▶ [AIM]: Check each line of the records below and collect those holding "this".

▶ [THE INPUT]:
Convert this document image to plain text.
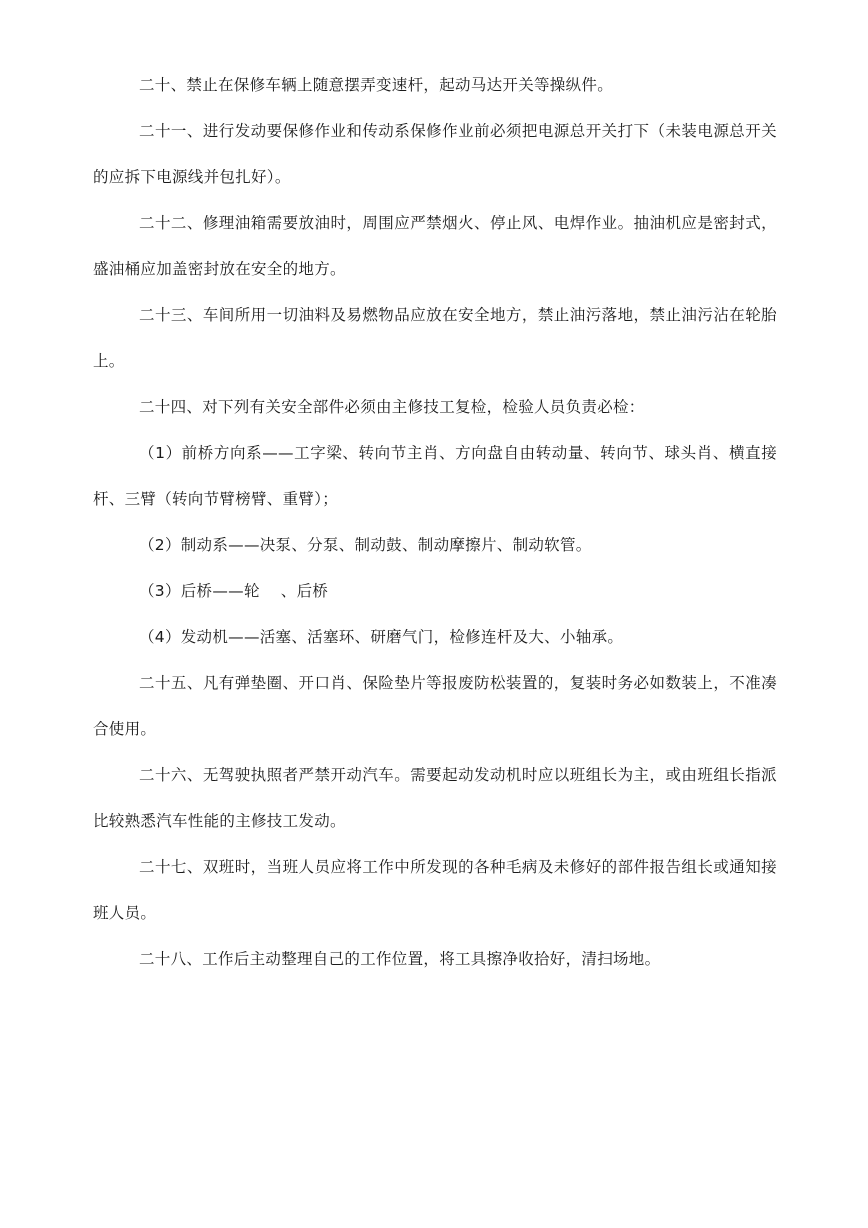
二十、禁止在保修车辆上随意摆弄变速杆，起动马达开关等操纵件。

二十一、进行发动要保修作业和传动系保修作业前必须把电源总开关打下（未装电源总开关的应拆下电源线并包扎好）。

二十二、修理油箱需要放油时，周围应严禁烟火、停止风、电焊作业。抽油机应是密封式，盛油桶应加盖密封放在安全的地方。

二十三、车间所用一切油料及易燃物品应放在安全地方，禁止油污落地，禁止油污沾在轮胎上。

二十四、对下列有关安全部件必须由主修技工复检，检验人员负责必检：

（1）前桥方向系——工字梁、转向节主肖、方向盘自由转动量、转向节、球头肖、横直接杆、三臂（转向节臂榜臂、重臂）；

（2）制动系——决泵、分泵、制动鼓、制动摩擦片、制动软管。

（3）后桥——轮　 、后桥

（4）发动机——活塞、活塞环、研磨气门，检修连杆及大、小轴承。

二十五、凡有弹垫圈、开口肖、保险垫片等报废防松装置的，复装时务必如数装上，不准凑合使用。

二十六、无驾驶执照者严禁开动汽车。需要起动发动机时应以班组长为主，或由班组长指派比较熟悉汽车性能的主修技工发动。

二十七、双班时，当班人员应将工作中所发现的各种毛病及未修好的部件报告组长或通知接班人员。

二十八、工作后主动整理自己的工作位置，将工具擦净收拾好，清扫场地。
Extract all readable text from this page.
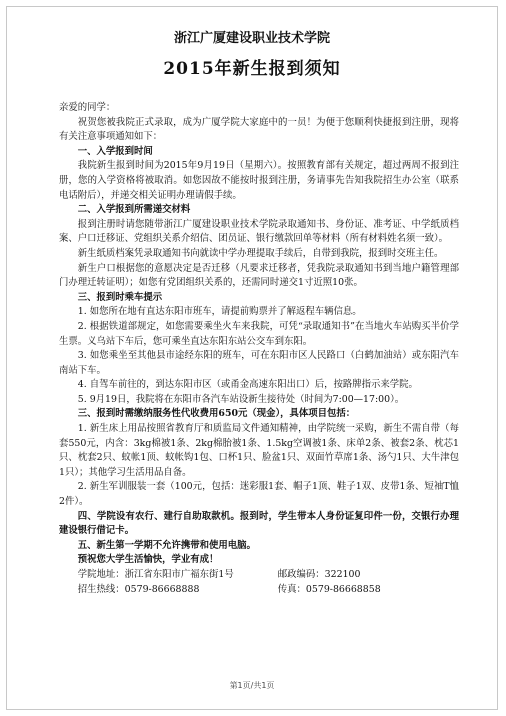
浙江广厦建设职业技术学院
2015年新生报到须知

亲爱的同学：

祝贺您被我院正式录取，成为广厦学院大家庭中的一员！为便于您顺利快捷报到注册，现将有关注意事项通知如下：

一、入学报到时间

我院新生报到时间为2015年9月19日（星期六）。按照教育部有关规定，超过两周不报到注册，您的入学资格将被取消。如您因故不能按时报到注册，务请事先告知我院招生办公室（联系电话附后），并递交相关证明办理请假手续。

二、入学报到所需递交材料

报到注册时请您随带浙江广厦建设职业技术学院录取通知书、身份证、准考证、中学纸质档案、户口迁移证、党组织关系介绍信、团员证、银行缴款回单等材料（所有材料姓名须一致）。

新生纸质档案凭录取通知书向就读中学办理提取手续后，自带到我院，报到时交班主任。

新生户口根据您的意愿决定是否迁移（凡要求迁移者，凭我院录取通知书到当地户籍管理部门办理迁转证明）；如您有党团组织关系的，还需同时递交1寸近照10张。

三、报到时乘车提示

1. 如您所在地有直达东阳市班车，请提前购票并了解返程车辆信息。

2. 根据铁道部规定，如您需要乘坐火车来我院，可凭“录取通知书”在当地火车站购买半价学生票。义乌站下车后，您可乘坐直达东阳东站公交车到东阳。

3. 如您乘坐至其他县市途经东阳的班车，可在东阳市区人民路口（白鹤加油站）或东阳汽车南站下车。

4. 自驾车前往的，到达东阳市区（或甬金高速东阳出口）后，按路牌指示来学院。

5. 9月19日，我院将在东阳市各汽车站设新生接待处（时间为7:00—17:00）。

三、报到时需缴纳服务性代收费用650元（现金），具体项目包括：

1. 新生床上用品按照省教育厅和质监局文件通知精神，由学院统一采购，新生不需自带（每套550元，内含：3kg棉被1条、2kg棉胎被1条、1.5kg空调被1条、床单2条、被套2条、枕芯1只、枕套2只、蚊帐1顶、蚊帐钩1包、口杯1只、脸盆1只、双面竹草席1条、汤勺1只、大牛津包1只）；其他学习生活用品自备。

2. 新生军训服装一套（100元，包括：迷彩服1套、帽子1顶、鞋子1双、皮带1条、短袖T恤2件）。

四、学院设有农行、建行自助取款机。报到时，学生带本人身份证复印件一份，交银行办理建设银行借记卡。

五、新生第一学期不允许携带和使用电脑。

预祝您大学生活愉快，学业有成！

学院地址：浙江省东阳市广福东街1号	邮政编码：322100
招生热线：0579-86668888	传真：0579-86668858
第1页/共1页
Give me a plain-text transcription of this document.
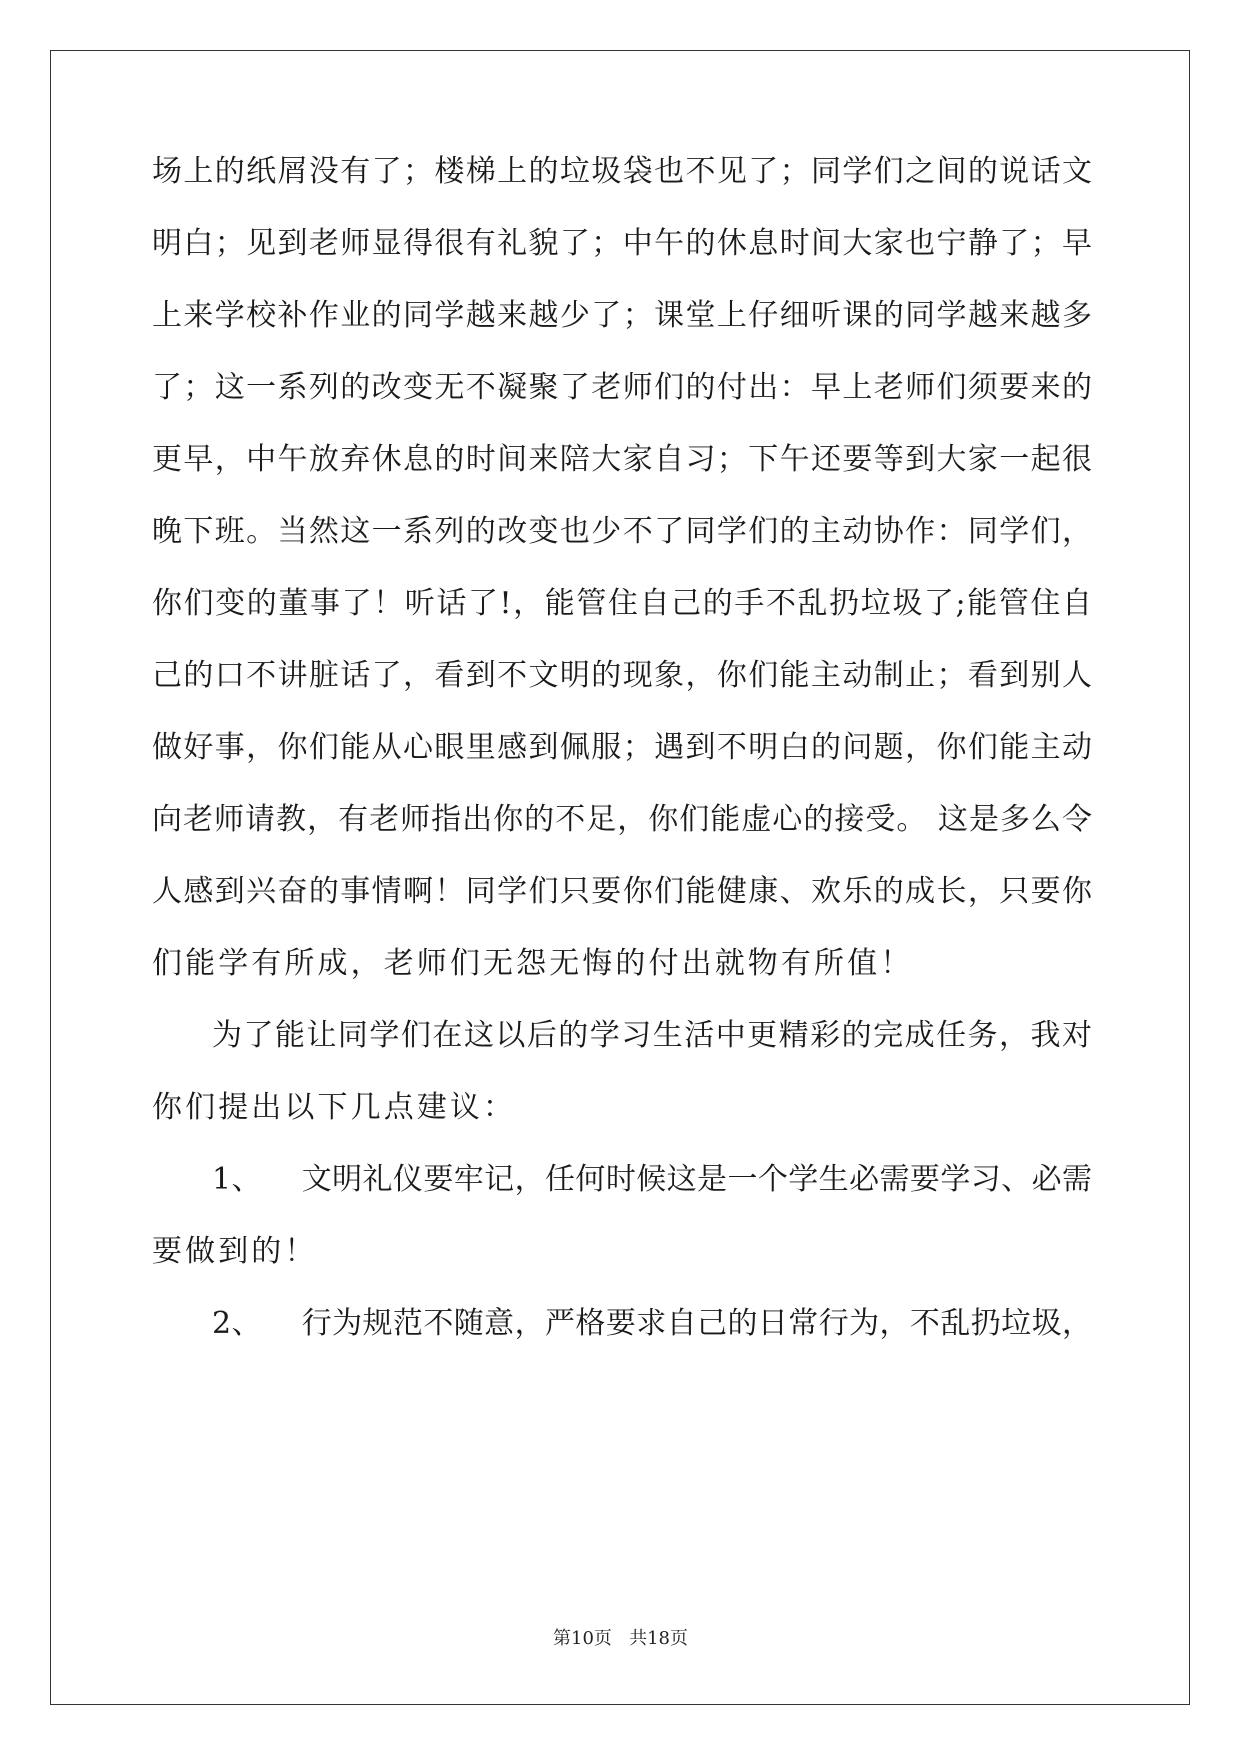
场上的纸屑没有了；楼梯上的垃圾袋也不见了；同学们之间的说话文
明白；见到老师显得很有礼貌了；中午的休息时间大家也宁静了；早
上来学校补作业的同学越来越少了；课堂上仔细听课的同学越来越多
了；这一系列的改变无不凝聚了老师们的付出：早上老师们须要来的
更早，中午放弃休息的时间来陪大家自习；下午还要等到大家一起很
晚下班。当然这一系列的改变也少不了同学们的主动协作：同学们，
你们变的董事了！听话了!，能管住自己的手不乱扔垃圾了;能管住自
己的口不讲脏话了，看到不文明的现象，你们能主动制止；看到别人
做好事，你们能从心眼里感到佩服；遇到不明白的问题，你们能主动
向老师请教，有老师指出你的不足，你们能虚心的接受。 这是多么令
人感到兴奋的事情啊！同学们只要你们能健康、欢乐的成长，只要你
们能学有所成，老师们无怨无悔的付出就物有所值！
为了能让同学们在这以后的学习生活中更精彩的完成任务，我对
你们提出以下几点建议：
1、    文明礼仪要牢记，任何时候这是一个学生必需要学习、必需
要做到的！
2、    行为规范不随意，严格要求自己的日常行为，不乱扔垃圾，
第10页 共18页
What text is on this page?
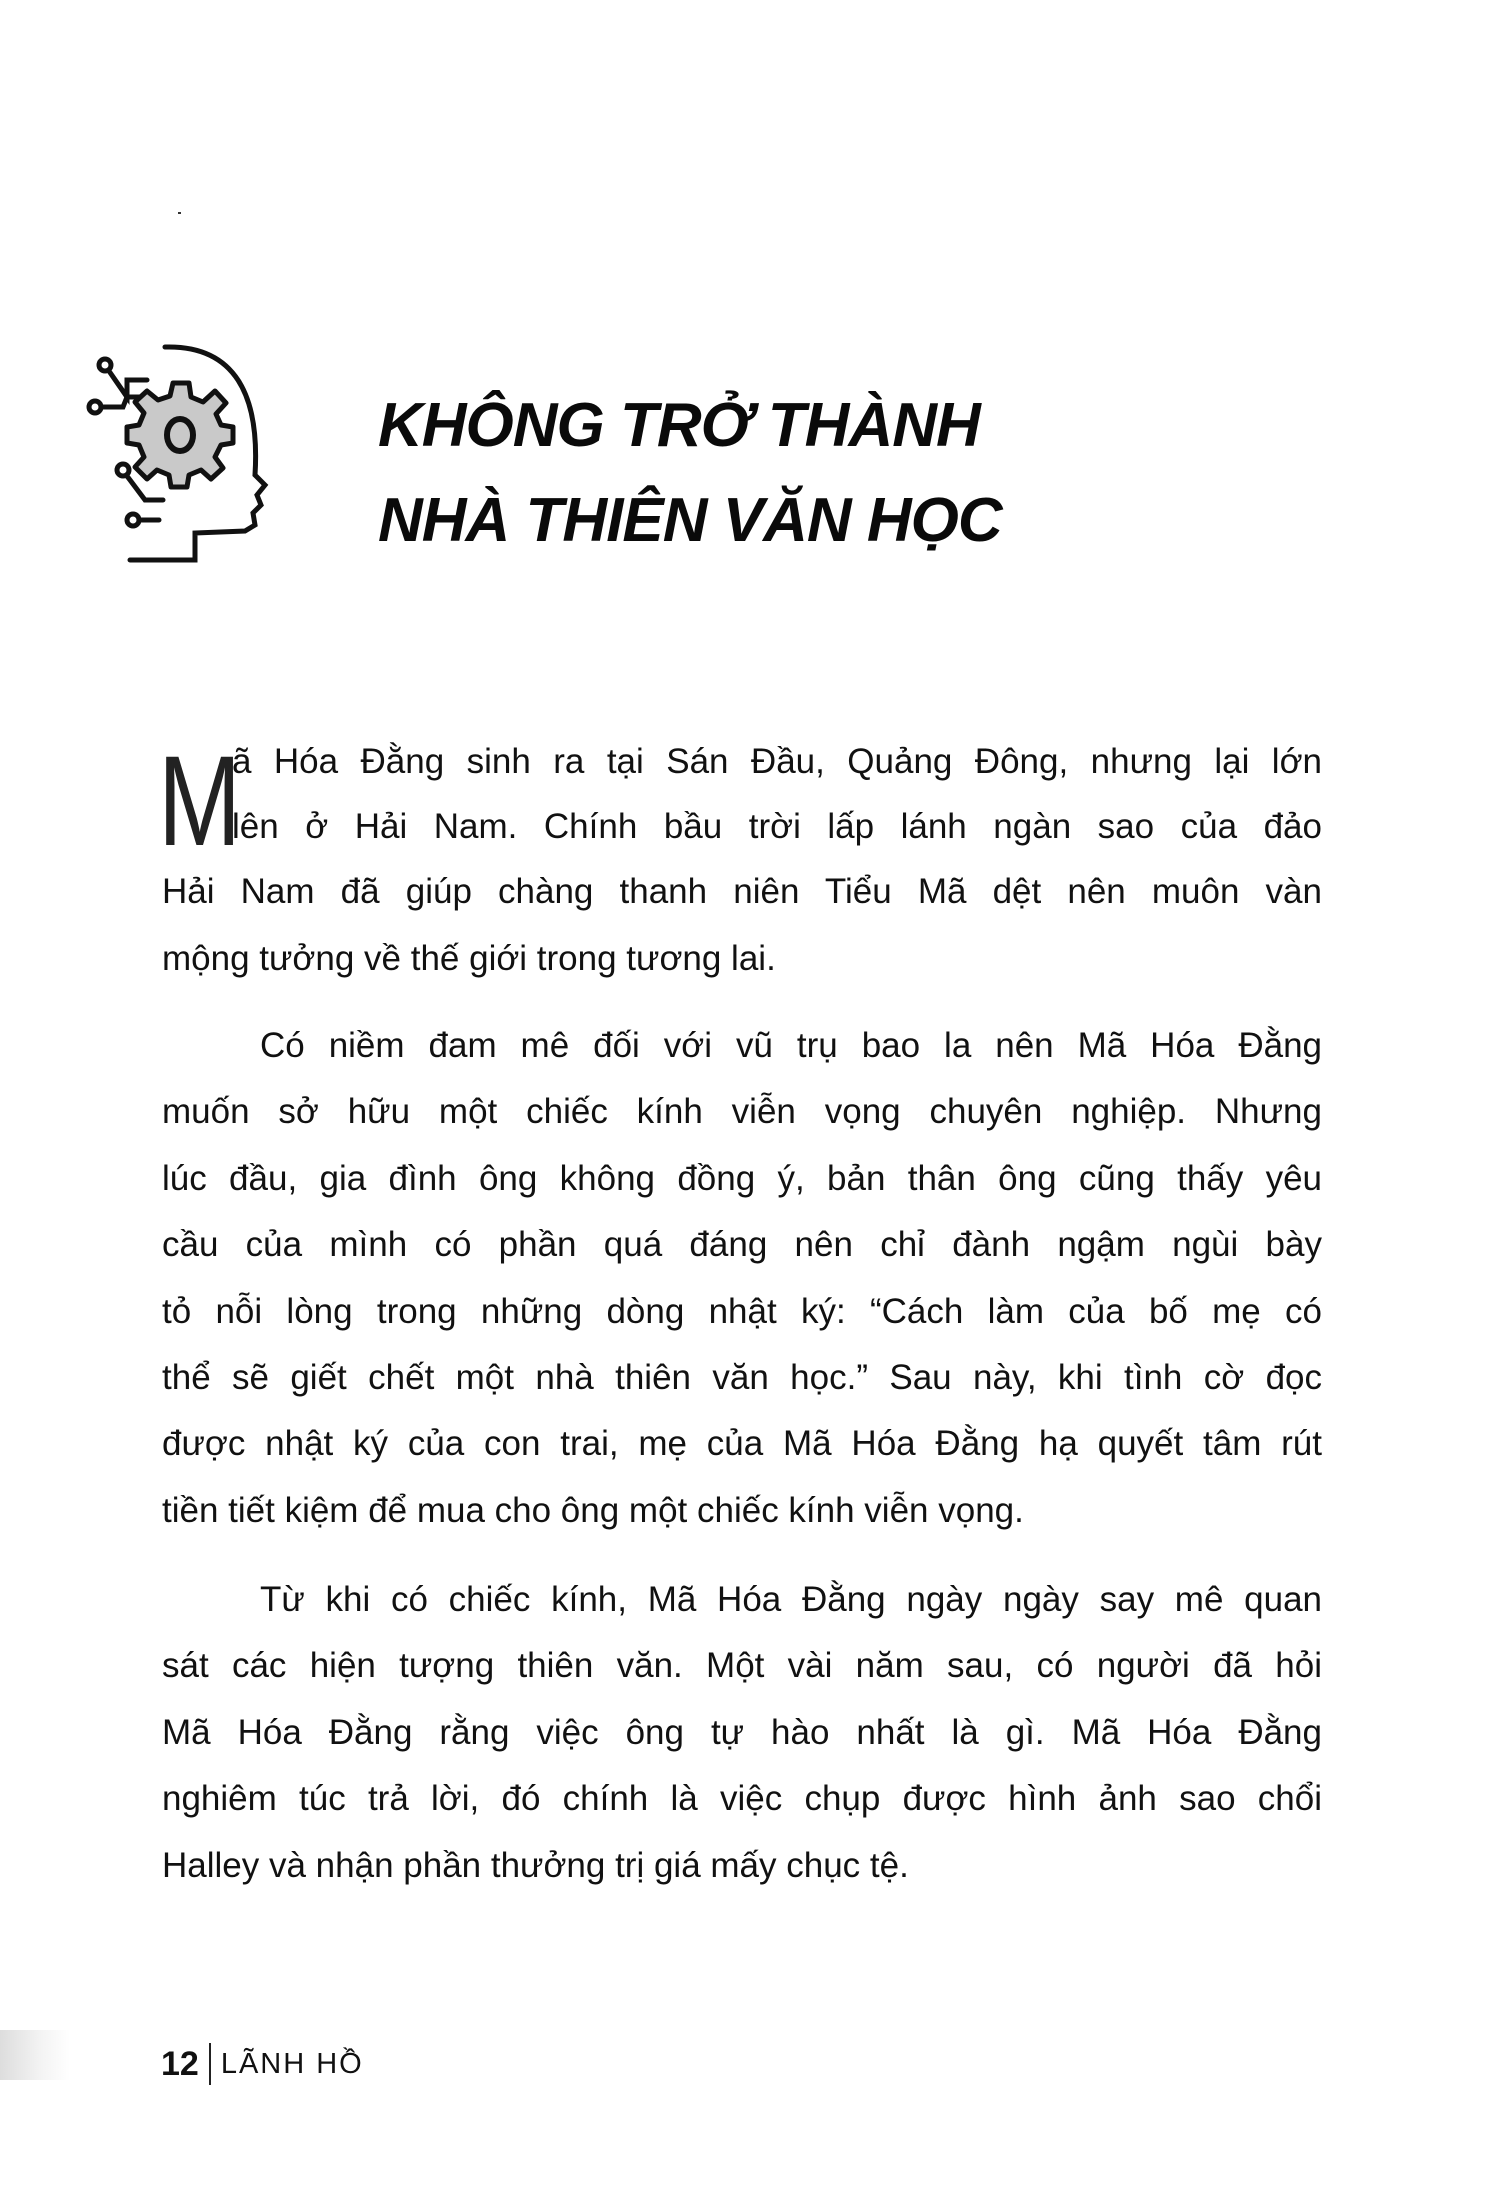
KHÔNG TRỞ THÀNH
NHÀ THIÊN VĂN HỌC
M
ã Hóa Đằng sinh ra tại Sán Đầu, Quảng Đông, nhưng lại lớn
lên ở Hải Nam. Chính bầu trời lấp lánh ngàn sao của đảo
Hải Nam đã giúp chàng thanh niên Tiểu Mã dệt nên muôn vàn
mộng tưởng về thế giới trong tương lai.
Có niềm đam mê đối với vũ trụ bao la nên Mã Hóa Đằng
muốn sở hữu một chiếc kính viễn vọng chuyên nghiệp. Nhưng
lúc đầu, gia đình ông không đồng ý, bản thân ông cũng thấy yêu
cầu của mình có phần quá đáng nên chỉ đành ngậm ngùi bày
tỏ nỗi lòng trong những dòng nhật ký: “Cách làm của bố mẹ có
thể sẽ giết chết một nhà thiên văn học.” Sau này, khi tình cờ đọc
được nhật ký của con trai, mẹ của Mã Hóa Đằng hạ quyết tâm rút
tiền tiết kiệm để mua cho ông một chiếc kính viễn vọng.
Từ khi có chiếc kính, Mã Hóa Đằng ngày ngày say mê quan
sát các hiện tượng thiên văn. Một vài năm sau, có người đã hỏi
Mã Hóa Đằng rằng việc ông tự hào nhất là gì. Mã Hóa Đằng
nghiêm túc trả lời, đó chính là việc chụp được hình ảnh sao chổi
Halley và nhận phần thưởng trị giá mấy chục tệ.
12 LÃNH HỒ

▶ [THE RESPONSE]:
Convert this document image to plain text.
Extract all readable text from this page.
Give me a plain-text transcription of this document.
What text is on this page?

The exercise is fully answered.